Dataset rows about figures
□ □ □

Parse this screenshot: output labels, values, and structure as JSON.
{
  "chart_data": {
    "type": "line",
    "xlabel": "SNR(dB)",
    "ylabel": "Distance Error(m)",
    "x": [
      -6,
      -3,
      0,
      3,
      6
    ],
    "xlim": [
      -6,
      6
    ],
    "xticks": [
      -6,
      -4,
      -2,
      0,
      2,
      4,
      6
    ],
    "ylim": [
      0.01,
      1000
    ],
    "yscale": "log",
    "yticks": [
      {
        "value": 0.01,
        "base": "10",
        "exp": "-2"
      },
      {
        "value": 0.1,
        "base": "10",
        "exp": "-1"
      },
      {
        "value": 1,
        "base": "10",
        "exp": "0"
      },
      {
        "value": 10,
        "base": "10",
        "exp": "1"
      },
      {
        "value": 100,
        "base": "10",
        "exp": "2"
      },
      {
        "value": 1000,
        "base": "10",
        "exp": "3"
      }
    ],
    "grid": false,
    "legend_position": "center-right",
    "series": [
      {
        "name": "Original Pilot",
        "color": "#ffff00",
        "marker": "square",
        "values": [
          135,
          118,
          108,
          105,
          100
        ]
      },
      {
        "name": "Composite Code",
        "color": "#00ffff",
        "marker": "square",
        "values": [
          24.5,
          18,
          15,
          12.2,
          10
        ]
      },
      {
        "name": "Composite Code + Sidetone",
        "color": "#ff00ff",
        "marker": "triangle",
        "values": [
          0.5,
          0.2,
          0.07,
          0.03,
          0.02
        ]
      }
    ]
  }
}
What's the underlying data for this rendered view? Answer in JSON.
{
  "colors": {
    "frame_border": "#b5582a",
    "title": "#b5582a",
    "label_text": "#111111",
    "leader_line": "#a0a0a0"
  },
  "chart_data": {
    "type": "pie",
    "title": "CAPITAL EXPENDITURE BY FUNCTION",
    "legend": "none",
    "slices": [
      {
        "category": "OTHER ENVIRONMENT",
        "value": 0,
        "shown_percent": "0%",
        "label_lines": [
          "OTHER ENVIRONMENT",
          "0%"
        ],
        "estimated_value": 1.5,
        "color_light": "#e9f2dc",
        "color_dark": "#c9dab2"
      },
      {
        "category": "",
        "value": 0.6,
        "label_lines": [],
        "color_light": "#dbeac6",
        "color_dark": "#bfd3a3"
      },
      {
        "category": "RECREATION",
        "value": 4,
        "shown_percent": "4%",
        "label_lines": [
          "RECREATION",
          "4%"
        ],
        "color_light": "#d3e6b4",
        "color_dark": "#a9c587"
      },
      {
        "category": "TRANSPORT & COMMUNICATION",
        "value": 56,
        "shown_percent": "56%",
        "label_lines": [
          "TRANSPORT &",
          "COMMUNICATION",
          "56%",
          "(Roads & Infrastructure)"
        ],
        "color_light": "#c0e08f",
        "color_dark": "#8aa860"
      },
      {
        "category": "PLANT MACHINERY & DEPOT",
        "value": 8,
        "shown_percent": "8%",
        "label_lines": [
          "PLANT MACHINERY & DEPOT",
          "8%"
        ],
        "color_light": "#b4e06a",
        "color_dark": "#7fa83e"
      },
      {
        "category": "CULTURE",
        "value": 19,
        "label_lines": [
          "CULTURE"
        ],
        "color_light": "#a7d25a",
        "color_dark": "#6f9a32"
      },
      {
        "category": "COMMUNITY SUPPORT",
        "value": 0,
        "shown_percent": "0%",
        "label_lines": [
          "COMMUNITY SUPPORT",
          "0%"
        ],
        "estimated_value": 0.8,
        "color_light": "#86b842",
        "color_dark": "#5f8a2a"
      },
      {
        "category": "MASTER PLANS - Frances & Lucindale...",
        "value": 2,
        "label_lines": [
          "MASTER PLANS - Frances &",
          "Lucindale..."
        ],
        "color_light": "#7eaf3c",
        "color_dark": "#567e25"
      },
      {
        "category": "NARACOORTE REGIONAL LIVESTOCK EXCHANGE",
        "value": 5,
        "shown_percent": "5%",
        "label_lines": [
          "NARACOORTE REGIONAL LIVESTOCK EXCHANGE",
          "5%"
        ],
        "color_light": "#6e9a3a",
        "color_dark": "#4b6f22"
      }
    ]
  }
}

□ □ □

**Given instruction**
Scan the records above for the string "LIVESTOCK", then select every line that holds it.

**Output of the exercise**
        "category": "NARACOORTE REGIONAL LIVESTOCK EXCHANGE",
          "NARACOORTE REGIONAL LIVESTOCK EXCHANGE",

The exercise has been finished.